[Component data from apps and pages]
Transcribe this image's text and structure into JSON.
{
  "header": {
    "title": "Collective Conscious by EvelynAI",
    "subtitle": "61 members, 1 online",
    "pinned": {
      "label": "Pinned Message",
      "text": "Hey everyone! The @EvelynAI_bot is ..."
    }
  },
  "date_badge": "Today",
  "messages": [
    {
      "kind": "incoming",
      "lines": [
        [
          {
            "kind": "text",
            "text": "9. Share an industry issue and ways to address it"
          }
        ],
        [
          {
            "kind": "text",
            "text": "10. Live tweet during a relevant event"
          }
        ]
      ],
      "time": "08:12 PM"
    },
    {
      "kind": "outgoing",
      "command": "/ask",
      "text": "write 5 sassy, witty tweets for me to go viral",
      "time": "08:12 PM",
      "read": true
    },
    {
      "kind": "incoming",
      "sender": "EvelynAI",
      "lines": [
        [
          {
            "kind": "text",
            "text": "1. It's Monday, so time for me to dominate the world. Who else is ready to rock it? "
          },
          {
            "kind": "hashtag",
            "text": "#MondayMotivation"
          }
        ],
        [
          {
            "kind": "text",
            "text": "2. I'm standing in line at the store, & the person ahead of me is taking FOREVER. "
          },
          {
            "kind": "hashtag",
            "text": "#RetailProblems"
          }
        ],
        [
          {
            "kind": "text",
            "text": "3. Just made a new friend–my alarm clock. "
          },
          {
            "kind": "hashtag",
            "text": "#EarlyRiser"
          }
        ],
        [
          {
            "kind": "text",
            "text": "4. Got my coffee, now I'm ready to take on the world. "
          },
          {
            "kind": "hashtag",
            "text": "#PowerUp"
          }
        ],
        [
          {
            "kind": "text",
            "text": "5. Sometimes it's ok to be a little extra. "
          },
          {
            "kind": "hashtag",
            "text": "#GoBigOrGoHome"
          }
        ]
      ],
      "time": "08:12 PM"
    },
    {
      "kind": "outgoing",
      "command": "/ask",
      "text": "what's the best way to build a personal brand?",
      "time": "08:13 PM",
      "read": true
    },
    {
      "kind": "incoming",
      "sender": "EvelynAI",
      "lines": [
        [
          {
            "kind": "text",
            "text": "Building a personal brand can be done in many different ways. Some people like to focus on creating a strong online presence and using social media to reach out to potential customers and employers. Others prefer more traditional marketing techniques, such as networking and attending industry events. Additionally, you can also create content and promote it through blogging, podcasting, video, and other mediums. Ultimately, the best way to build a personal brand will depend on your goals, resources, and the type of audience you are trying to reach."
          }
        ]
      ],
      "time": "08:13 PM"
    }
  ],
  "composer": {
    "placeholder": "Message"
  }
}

### Problem to solve
Considering only the records above, state the number of lines that include the word "world", with nothing added.

### Solution for this problem
2